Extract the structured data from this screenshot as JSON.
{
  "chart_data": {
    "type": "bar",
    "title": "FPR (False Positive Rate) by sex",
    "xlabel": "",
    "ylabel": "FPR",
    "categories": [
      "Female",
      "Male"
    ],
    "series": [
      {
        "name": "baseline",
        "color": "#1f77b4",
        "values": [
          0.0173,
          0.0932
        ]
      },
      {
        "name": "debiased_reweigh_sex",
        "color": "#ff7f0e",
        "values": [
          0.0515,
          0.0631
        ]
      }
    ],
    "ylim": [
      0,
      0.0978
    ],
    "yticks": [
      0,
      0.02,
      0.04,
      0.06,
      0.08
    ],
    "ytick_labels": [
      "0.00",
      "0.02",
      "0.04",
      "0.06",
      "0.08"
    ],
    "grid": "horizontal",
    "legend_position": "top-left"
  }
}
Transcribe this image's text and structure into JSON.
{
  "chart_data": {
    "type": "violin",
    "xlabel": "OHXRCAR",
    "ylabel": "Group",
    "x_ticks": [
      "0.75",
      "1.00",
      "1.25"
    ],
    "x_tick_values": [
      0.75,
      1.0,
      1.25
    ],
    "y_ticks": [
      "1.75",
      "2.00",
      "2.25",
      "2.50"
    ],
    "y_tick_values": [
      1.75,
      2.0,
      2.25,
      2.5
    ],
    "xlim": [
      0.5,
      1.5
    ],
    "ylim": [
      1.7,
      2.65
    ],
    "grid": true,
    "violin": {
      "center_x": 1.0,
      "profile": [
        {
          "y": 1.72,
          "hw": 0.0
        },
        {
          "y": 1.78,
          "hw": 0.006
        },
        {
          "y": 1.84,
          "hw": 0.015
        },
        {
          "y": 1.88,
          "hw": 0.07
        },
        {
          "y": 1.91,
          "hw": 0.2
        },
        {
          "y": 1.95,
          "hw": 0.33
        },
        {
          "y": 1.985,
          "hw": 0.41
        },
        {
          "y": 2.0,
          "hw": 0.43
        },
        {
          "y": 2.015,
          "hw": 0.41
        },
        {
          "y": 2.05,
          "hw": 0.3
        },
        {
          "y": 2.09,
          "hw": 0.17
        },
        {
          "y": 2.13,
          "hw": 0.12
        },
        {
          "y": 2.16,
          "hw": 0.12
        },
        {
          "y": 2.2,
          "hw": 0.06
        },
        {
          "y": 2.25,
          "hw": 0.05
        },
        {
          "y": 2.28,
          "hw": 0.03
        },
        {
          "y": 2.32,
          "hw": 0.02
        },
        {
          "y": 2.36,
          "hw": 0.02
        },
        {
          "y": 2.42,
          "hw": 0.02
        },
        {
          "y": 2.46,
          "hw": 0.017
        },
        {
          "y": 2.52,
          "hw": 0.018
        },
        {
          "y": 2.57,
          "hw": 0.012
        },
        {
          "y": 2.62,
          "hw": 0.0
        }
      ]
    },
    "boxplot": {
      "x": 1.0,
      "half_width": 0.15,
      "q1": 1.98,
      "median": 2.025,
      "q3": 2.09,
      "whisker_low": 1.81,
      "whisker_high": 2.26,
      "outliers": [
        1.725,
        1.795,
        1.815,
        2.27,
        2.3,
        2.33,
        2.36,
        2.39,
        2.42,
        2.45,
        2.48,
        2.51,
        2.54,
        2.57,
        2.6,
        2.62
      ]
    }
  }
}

______________________________

• **Job**: Extract all of the material exactly as it is written.

• **Exercise result**:
Extract the structured data from this screenshot as JSON.
{
  "chart_data": {
    "type": "bar",
    "title": "FPR (False Positive Rate) by sex",
    "xlabel": "",
    "ylabel": "FPR",
    "categories": [
      "Female",
      "Male"
    ],
    "series": [
      {
        "name": "baseline",
        "color": "#1f77b4",
        "values": [
          0.0173,
          0.0932
        ]
      },
      {
        "name": "debiased_reweigh_sex",
        "color": "#ff7f0e",
        "values": [
          0.0515,
          0.0631
        ]
      }
    ],
    "ylim": [
      0,
      0.0978
    ],
    "yticks": [
      0,
      0.02,
      0.04,
      0.06,
      0.08
    ],
    "ytick_labels": [
      "0.00",
      "0.02",
      "0.04",
      "0.06",
      "0.08"
    ],
    "grid": "horizontal",
    "legend_position": "top-left"
  }
}
Transcribe this image's text and structure into JSON.
{
  "chart_data": {
    "type": "violin",
    "xlabel": "OHXRCAR",
    "ylabel": "Group",
    "x_ticks": [
      "0.75",
      "1.00",
      "1.25"
    ],
    "x_tick_values": [
      0.75,
      1.0,
      1.25
    ],
    "y_ticks": [
      "1.75",
      "2.00",
      "2.25",
      "2.50"
    ],
    "y_tick_values": [
      1.75,
      2.0,
      2.25,
      2.5
    ],
    "xlim": [
      0.5,
      1.5
    ],
    "ylim": [
      1.7,
      2.65
    ],
    "grid": true,
    "violin": {
      "center_x": 1.0,
      "profile": [
        {
          "y": 1.72,
          "hw": 0.0
        },
        {
          "y": 1.78,
          "hw": 0.006
        },
        {
          "y": 1.84,
          "hw": 0.015
        },
        {
          "y": 1.88,
          "hw": 0.07
        },
        {
          "y": 1.91,
          "hw": 0.2
        },
        {
          "y": 1.95,
          "hw": 0.33
        },
        {
          "y": 1.985,
          "hw": 0.41
        },
        {
          "y": 2.0,
          "hw": 0.43
        },
        {
          "y": 2.015,
          "hw": 0.41
        },
        {
          "y": 2.05,
          "hw": 0.3
        },
        {
          "y": 2.09,
          "hw": 0.17
        },
        {
          "y": 2.13,
          "hw": 0.12
        },
        {
          "y": 2.16,
          "hw": 0.12
        },
        {
          "y": 2.2,
          "hw": 0.06
        },
        {
          "y": 2.25,
          "hw": 0.05
        },
        {
          "y": 2.28,
          "hw": 0.03
        },
        {
          "y": 2.32,
          "hw": 0.02
        },
        {
          "y": 2.36,
          "hw": 0.02
        },
        {
          "y": 2.42,
          "hw": 0.02
        },
        {
          "y": 2.46,
          "hw": 0.017
        },
        {
          "y": 2.52,
          "hw": 0.018
        },
        {
          "y": 2.57,
          "hw": 0.012
        },
        {
          "y": 2.62,
          "hw": 0.0
        }
      ]
    },
    "boxplot": {
      "x": 1.0,
      "half_width": 0.15,
      "q1": 1.98,
      "median": 2.025,
      "q3": 2.09,
      "whisker_low": 1.81,
      "whisker_high": 2.26,
      "outliers": [
        1.725,
        1.795,
        1.815,
        2.27,
        2.3,
        2.33,
        2.36,
        2.39,
        2.42,
        2.45,
        2.48,
        2.51,
        2.54,
        2.57,
        2.6,
        2.62
      ]
    }
  }
}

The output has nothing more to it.